#### Information supplied:
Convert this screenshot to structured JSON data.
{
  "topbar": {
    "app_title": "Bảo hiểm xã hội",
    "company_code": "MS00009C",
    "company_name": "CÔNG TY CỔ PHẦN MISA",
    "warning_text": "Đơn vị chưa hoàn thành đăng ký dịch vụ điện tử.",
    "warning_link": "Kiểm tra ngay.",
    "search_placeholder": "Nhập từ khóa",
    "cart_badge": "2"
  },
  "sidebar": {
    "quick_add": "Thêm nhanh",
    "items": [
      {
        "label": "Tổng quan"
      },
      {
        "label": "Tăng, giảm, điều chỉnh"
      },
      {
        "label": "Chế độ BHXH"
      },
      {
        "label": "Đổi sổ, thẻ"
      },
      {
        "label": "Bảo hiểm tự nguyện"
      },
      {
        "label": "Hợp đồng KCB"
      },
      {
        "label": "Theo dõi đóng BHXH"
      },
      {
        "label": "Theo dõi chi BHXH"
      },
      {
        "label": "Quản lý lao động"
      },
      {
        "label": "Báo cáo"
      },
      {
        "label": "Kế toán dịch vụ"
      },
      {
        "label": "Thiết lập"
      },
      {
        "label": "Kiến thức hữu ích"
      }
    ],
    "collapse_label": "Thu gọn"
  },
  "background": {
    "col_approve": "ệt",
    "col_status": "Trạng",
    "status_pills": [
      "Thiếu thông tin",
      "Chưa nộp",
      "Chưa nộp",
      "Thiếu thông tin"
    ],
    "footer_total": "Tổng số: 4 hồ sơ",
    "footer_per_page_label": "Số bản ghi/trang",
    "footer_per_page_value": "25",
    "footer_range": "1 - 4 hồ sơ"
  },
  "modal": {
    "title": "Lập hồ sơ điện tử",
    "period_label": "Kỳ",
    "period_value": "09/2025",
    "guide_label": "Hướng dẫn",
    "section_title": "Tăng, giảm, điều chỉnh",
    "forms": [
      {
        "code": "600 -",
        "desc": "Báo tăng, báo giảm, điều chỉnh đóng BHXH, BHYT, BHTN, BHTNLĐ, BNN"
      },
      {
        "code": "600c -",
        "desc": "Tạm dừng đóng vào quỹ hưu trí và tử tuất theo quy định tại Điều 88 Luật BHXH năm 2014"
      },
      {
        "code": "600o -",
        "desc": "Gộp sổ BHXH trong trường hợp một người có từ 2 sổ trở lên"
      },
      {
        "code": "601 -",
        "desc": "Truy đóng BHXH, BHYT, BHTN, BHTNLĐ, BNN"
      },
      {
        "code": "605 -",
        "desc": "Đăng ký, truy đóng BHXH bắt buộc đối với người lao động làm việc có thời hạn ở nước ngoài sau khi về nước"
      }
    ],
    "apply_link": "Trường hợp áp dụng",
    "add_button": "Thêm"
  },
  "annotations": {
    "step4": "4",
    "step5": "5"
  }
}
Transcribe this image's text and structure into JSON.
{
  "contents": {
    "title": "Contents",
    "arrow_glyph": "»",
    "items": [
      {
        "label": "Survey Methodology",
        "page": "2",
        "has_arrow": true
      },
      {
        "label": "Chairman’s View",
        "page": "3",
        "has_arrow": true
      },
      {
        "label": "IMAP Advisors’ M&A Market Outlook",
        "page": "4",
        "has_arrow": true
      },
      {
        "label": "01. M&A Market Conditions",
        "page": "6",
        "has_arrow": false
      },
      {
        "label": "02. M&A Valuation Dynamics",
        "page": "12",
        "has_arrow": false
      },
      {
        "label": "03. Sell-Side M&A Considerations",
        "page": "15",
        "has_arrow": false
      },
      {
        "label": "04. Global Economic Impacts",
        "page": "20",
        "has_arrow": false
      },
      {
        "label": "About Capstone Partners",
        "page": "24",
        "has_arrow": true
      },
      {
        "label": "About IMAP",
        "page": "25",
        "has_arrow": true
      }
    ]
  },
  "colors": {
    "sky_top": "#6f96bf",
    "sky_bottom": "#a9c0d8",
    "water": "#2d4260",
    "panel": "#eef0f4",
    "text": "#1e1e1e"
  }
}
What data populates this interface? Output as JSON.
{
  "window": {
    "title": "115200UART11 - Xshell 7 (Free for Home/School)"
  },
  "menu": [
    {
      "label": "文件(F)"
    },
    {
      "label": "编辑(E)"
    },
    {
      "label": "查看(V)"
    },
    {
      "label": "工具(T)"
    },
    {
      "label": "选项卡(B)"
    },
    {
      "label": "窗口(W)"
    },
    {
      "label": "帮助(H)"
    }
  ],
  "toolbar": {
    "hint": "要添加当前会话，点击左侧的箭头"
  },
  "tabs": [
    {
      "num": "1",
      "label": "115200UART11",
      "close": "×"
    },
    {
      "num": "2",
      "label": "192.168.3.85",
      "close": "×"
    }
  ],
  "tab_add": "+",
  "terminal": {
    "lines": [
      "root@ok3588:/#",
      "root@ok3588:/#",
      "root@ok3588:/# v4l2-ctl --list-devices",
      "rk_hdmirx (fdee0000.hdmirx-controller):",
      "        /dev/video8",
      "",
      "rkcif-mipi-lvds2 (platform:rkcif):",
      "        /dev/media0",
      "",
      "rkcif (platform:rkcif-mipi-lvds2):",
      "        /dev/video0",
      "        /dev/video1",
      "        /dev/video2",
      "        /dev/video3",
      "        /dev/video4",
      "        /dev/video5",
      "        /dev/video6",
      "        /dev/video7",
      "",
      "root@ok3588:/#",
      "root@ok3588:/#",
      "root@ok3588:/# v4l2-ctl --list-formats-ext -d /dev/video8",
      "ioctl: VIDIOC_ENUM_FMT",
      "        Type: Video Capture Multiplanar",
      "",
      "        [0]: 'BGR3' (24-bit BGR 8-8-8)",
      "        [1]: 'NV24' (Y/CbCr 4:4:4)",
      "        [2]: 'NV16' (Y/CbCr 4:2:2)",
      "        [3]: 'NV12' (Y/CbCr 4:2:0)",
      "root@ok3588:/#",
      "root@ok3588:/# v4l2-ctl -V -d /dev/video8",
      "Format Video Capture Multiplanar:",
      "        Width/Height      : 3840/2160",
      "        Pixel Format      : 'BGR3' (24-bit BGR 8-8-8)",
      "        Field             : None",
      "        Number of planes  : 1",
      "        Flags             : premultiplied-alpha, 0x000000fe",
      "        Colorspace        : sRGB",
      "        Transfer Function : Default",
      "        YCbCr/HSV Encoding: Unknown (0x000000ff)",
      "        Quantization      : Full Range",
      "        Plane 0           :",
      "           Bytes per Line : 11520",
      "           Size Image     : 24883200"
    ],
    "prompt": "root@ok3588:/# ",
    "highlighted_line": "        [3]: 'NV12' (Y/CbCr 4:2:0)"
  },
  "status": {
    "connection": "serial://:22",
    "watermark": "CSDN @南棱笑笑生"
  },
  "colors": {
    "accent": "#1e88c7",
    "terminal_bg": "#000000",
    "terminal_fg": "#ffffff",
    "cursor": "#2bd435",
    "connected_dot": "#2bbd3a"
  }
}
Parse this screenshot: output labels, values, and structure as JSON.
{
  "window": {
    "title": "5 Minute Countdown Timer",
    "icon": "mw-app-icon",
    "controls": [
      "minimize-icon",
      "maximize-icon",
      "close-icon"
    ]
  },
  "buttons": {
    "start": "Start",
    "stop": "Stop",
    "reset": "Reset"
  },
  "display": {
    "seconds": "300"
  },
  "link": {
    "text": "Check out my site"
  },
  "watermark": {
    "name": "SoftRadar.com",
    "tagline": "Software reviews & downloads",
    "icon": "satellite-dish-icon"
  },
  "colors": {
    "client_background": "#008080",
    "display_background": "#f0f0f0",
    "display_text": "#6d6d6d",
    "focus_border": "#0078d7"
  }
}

#### Problem details:
Output the lines above verbatim and in full.

#### Full solution:
Convert this screenshot to structured JSON data.
{
  "topbar": {
    "app_title": "Bảo hiểm xã hội",
    "company_code": "MS00009C",
    "company_name": "CÔNG TY CỔ PHẦN MISA",
    "warning_text": "Đơn vị chưa hoàn thành đăng ký dịch vụ điện tử.",
    "warning_link": "Kiểm tra ngay.",
    "search_placeholder": "Nhập từ khóa",
    "cart_badge": "2"
  },
  "sidebar": {
    "quick_add": "Thêm nhanh",
    "items": [
      {
        "label": "Tổng quan"
      },
      {
        "label": "Tăng, giảm, điều chỉnh"
      },
      {
        "label": "Chế độ BHXH"
      },
      {
        "label": "Đổi sổ, thẻ"
      },
      {
        "label": "Bảo hiểm tự nguyện"
      },
      {
        "label": "Hợp đồng KCB"
      },
      {
        "label": "Theo dõi đóng BHXH"
      },
      {
        "label": "Theo dõi chi BHXH"
      },
      {
        "label": "Quản lý lao động"
      },
      {
        "label": "Báo cáo"
      },
      {
        "label": "Kế toán dịch vụ"
      },
      {
        "label": "Thiết lập"
      },
      {
        "label": "Kiến thức hữu ích"
      }
    ],
    "collapse_label": "Thu gọn"
  },
  "background": {
    "col_approve": "ệt",
    "col_status": "Trạng",
    "status_pills": [
      "Thiếu thông tin",
      "Chưa nộp",
      "Chưa nộp",
      "Thiếu thông tin"
    ],
    "footer_total": "Tổng số: 4 hồ sơ",
    "footer_per_page_label": "Số bản ghi/trang",
    "footer_per_page_value": "25",
    "footer_range": "1 - 4 hồ sơ"
  },
  "modal": {
    "title": "Lập hồ sơ điện tử",
    "period_label": "Kỳ",
    "period_value": "09/2025",
    "guide_label": "Hướng dẫn",
    "section_title": "Tăng, giảm, điều chỉnh",
    "forms": [
      {
        "code": "600 -",
        "desc": "Báo tăng, báo giảm, điều chỉnh đóng BHXH, BHYT, BHTN, BHTNLĐ, BNN"
      },
      {
        "code": "600c -",
        "desc": "Tạm dừng đóng vào quỹ hưu trí và tử tuất theo quy định tại Điều 88 Luật BHXH năm 2014"
      },
      {
        "code": "600o -",
        "desc": "Gộp sổ BHXH trong trường hợp một người có từ 2 sổ trở lên"
      },
      {
        "code": "601 -",
        "desc": "Truy đóng BHXH, BHYT, BHTN, BHTNLĐ, BNN"
      },
      {
        "code": "605 -",
        "desc": "Đăng ký, truy đóng BHXH bắt buộc đối với người lao động làm việc có thời hạn ở nước ngoài sau khi về nước"
      }
    ],
    "apply_link": "Trường hợp áp dụng",
    "add_button": "Thêm"
  },
  "annotations": {
    "step4": "4",
    "step5": "5"
  }
}
Transcribe this image's text and structure into JSON.
{
  "contents": {
    "title": "Contents",
    "arrow_glyph": "»",
    "items": [
      {
        "label": "Survey Methodology",
        "page": "2",
        "has_arrow": true
      },
      {
        "label": "Chairman’s View",
        "page": "3",
        "has_arrow": true
      },
      {
        "label": "IMAP Advisors’ M&A Market Outlook",
        "page": "4",
        "has_arrow": true
      },
      {
        "label": "01. M&A Market Conditions",
        "page": "6",
        "has_arrow": false
      },
      {
        "label": "02. M&A Valuation Dynamics",
        "page": "12",
        "has_arrow": false
      },
      {
        "label": "03. Sell-Side M&A Considerations",
        "page": "15",
        "has_arrow": false
      },
      {
        "label": "04. Global Economic Impacts",
        "page": "20",
        "has_arrow": false
      },
      {
        "label": "About Capstone Partners",
        "page": "24",
        "has_arrow": true
      },
      {
        "label": "About IMAP",
        "page": "25",
        "has_arrow": true
      }
    ]
  },
  "colors": {
    "sky_top": "#6f96bf",
    "sky_bottom": "#a9c0d8",
    "water": "#2d4260",
    "panel": "#eef0f4",
    "text": "#1e1e1e"
  }
}
What data populates this interface? Output as JSON.
{
  "window": {
    "title": "115200UART11 - Xshell 7 (Free for Home/School)"
  },
  "menu": [
    {
      "label": "文件(F)"
    },
    {
      "label": "编辑(E)"
    },
    {
      "label": "查看(V)"
    },
    {
      "label": "工具(T)"
    },
    {
      "label": "选项卡(B)"
    },
    {
      "label": "窗口(W)"
    },
    {
      "label": "帮助(H)"
    }
  ],
  "toolbar": {
    "hint": "要添加当前会话，点击左侧的箭头"
  },
  "tabs": [
    {
      "num": "1",
      "label": "115200UART11",
      "close": "×"
    },
    {
      "num": "2",
      "label": "192.168.3.85",
      "close": "×"
    }
  ],
  "tab_add": "+",
  "terminal": {
    "lines": [
      "root@ok3588:/#",
      "root@ok3588:/#",
      "root@ok3588:/# v4l2-ctl --list-devices",
      "rk_hdmirx (fdee0000.hdmirx-controller):",
      "        /dev/video8",
      "",
      "rkcif-mipi-lvds2 (platform:rkcif):",
      "        /dev/media0",
      "",
      "rkcif (platform:rkcif-mipi-lvds2):",
      "        /dev/video0",
      "        /dev/video1",
      "        /dev/video2",
      "        /dev/video3",
      "        /dev/video4",
      "        /dev/video5",
      "        /dev/video6",
      "        /dev/video7",
      "",
      "root@ok3588:/#",
      "root@ok3588:/#",
      "root@ok3588:/# v4l2-ctl --list-formats-ext -d /dev/video8",
      "ioctl: VIDIOC_ENUM_FMT",
      "        Type: Video Capture Multiplanar",
      "",
      "        [0]: 'BGR3' (24-bit BGR 8-8-8)",
      "        [1]: 'NV24' (Y/CbCr 4:4:4)",
      "        [2]: 'NV16' (Y/CbCr 4:2:2)",
      "        [3]: 'NV12' (Y/CbCr 4:2:0)",
      "root@ok3588:/#",
      "root@ok3588:/# v4l2-ctl -V -d /dev/video8",
      "Format Video Capture Multiplanar:",
      "        Width/Height      : 3840/2160",
      "        Pixel Format      : 'BGR3' (24-bit BGR 8-8-8)",
      "        Field             : None",
      "        Number of planes  : 1",
      "        Flags             : premultiplied-alpha, 0x000000fe",
      "        Colorspace        : sRGB",
      "        Transfer Function : Default",
      "        YCbCr/HSV Encoding: Unknown (0x000000ff)",
      "        Quantization      : Full Range",
      "        Plane 0           :",
      "           Bytes per Line : 11520",
      "           Size Image     : 24883200"
    ],
    "prompt": "root@ok3588:/# ",
    "highlighted_line": "        [3]: 'NV12' (Y/CbCr 4:2:0)"
  },
  "status": {
    "connection": "serial://:22",
    "watermark": "CSDN @南棱笑笑生"
  },
  "colors": {
    "accent": "#1e88c7",
    "terminal_bg": "#000000",
    "terminal_fg": "#ffffff",
    "cursor": "#2bd435",
    "connected_dot": "#2bbd3a"
  }
}
Parse this screenshot: output labels, values, and structure as JSON.
{
  "window": {
    "title": "5 Minute Countdown Timer",
    "icon": "mw-app-icon",
    "controls": [
      "minimize-icon",
      "maximize-icon",
      "close-icon"
    ]
  },
  "buttons": {
    "start": "Start",
    "stop": "Stop",
    "reset": "Reset"
  },
  "display": {
    "seconds": "300"
  },
  "link": {
    "text": "Check out my site"
  },
  "watermark": {
    "name": "SoftRadar.com",
    "tagline": "Software reviews & downloads",
    "icon": "satellite-dish-icon"
  },
  "colors": {
    "client_background": "#008080",
    "display_background": "#f0f0f0",
    "display_text": "#6d6d6d",
    "focus_border": "#0078d7"
  }
}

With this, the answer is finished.